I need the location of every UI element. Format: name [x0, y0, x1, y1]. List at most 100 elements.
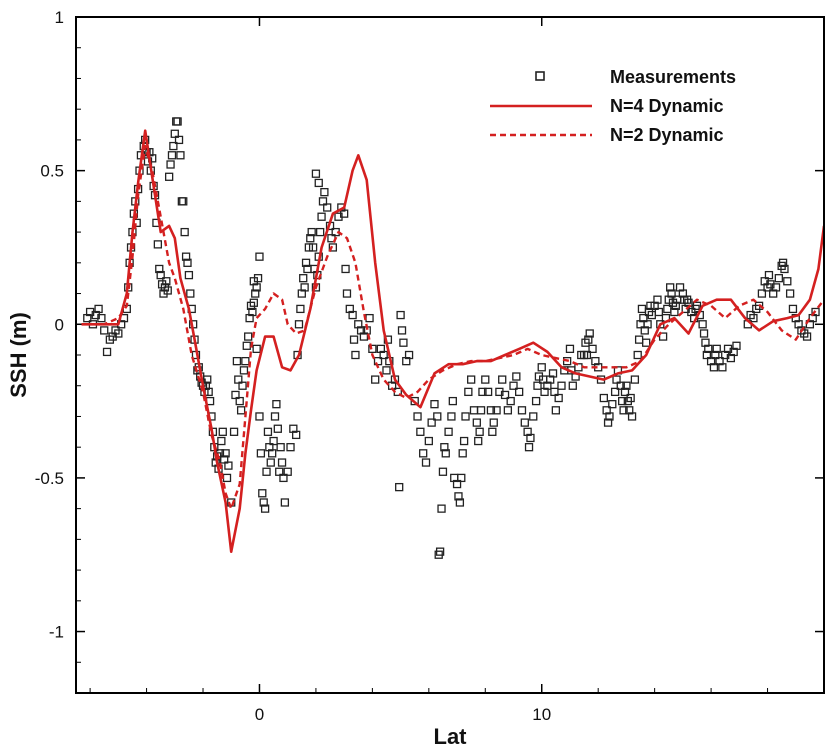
measurement-point: [169, 141, 178, 151]
measurement-point: [83, 313, 92, 323]
measurement-point: [217, 436, 226, 446]
measurement-point: [301, 258, 311, 267]
measurement-point: [238, 381, 247, 390]
measurement-point: [783, 277, 792, 286]
measurement-point: [94, 304, 103, 314]
measurement-point: [774, 274, 783, 283]
measurement-point: [778, 258, 788, 267]
measurement-point: [286, 443, 295, 452]
measurement-point: [255, 252, 264, 261]
measurement-point: [328, 243, 338, 252]
measurement-point: [100, 326, 109, 335]
measurement-point: [174, 135, 184, 145]
measurement-point: [599, 393, 608, 403]
measurement-point: [224, 461, 233, 470]
measurement-point: [266, 458, 275, 467]
measurement-point: [444, 427, 453, 436]
measurement-point: [236, 406, 246, 415]
x-tick-label: 0: [255, 705, 264, 724]
measurement-point: [440, 443, 449, 452]
measurement-point: [244, 332, 253, 341]
measurement-point: [277, 458, 287, 467]
measurement-point: [764, 270, 774, 280]
measurement-point: [640, 326, 649, 335]
measurement-point: [397, 326, 407, 335]
measurement-point: [258, 489, 267, 498]
measurement-point: [248, 307, 257, 317]
measurement-point: [500, 390, 510, 400]
measurement-point: [356, 326, 366, 335]
series-line-n4-dynamic: [81, 129, 824, 553]
measurement-point: [348, 310, 357, 320]
measurement-point: [517, 406, 527, 415]
measurement-point: [153, 240, 163, 249]
y-tick-label: 1: [55, 8, 64, 27]
measurement-point: [483, 387, 493, 397]
measurement-point: [512, 372, 521, 381]
measurement-point: [612, 375, 621, 384]
measurement-point: [642, 338, 651, 347]
measurement-point: [222, 473, 232, 483]
measurement-point: [622, 381, 631, 390]
measurement-point: [259, 498, 268, 507]
measurement-point: [726, 353, 736, 363]
measurement-point: [515, 387, 524, 397]
measurement-point: [769, 289, 778, 298]
plot-frame: [75, 16, 825, 694]
measurement-point: [811, 307, 820, 317]
measurement-point: [292, 430, 301, 440]
measurement-point: [167, 151, 177, 160]
measurement-point: [419, 449, 428, 458]
measurement-point: [395, 482, 404, 492]
measurement-point: [304, 243, 314, 252]
measurement-point: [704, 344, 713, 354]
measurement-point: [464, 387, 473, 397]
measurement-point: [550, 387, 559, 397]
measurement-point: [457, 473, 466, 483]
measurement-point: [368, 344, 377, 354]
measurement-point: [554, 393, 563, 403]
measurement-point: [231, 390, 240, 400]
measurement-point: [317, 212, 326, 221]
measurement-point: [314, 178, 323, 188]
measurement-point: [610, 387, 620, 397]
measurement-point: [732, 341, 741, 350]
measurement-point: [263, 427, 273, 436]
measurement-point: [270, 412, 280, 421]
measurement-point: [251, 289, 260, 298]
measurement-point: [582, 350, 592, 360]
measurement-point: [424, 436, 433, 446]
measurement-point: [605, 412, 614, 421]
measurement-point: [447, 412, 456, 421]
measurement-point: [396, 310, 405, 320]
measurement-point: [272, 400, 281, 409]
measurement-point: [297, 289, 306, 298]
measurement-point: [654, 307, 664, 317]
measurement-point: [365, 313, 374, 323]
measurement-point: [448, 396, 457, 406]
measurement-point: [488, 427, 497, 436]
measurement-point: [675, 283, 685, 292]
measurement-point: [630, 375, 640, 384]
measurement-point: [289, 424, 298, 433]
measurement-point: [265, 443, 274, 452]
measurement-point: [162, 277, 171, 286]
measurement-point: [427, 418, 436, 427]
measurement-point: [506, 396, 515, 406]
measurement-point: [706, 356, 716, 366]
measurement-point: [249, 298, 258, 307]
measurement-point: [255, 412, 264, 421]
measurement-point: [316, 227, 325, 237]
measurement-point: [294, 320, 304, 329]
measurement-point: [163, 286, 172, 295]
measurement-point: [531, 396, 541, 406]
measurement-point: [540, 387, 549, 397]
measurement-point: [239, 366, 249, 375]
plot-area: [81, 117, 824, 559]
measurement-point: [785, 289, 795, 298]
measurement-point: [176, 151, 185, 160]
measurement-point: [371, 375, 380, 384]
measurement-point: [180, 227, 189, 237]
measurement-point: [252, 283, 261, 292]
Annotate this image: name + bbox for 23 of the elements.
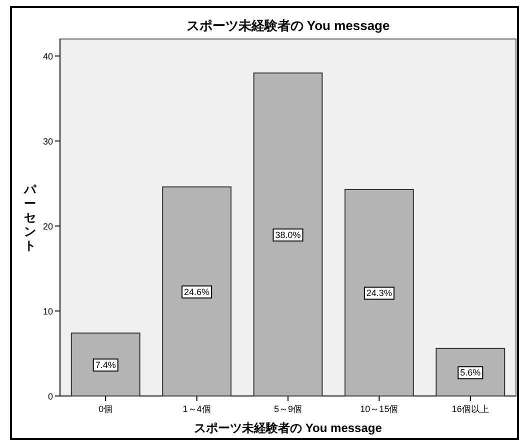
data-label: 5.6%	[460, 368, 481, 378]
x-tick-label: 16個以上	[452, 404, 489, 414]
bar	[70, 332, 140, 396]
x-tick-label: 1～4個	[182, 404, 211, 414]
x-tick-label: 10～15個	[360, 404, 398, 414]
y-tick-label: 0	[48, 392, 53, 402]
y-tick-label: 20	[42, 222, 53, 232]
data-label: 24.3%	[366, 288, 392, 298]
bar	[344, 188, 414, 396]
y-axis-title: パーセント	[23, 182, 37, 252]
data-label: 38.0%	[275, 230, 301, 240]
y-tick-label: 40	[42, 52, 53, 62]
x-tick-label: 0個	[98, 404, 113, 414]
data-label: 24.6%	[184, 286, 210, 297]
x-axis-title: スポーツ未経験者の You message	[194, 421, 382, 435]
bar	[162, 186, 232, 396]
bar	[436, 348, 506, 396]
y-tick-label: 10	[42, 306, 53, 316]
y-tick-label: 30	[42, 136, 53, 146]
chart-title: スポーツ未経験者の You message	[186, 18, 390, 33]
x-tick-label: 5～9個	[274, 404, 302, 414]
data-label: 7.4%	[95, 360, 116, 370]
bar	[253, 72, 323, 396]
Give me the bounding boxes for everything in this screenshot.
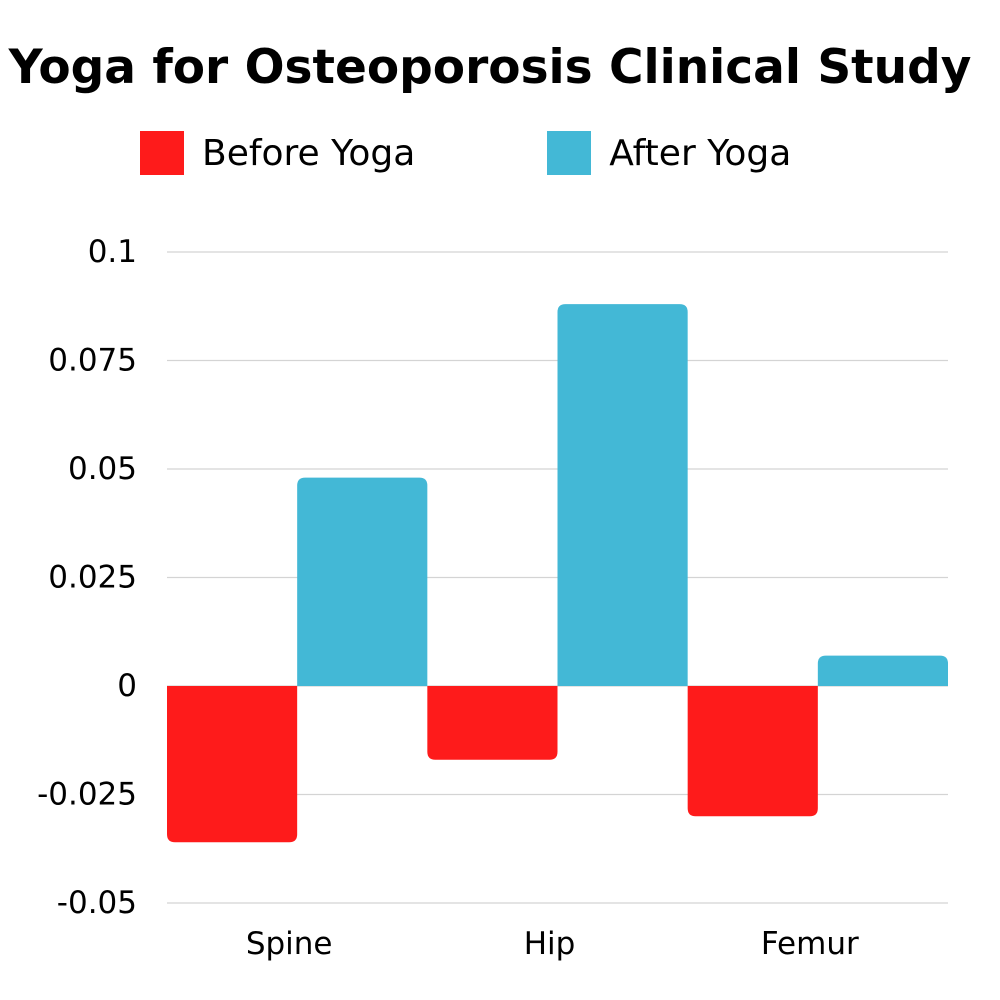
* * * * * * * * *
Copia tal cual las líneas de los registros de arriba, desde la que tiene "measurement-point: [169, 141, 178, 151]" hasta la que tiene "measurement-point: [783, 277, 792, 286]", ambas incluidas.

measurement-point: [169, 141, 178, 151]
measurement-point: [83, 313, 92, 323]
measurement-point: [217, 436, 226, 446]
measurement-point: [301, 258, 311, 267]
measurement-point: [238, 381, 247, 390]
measurement-point: [783, 277, 792, 286]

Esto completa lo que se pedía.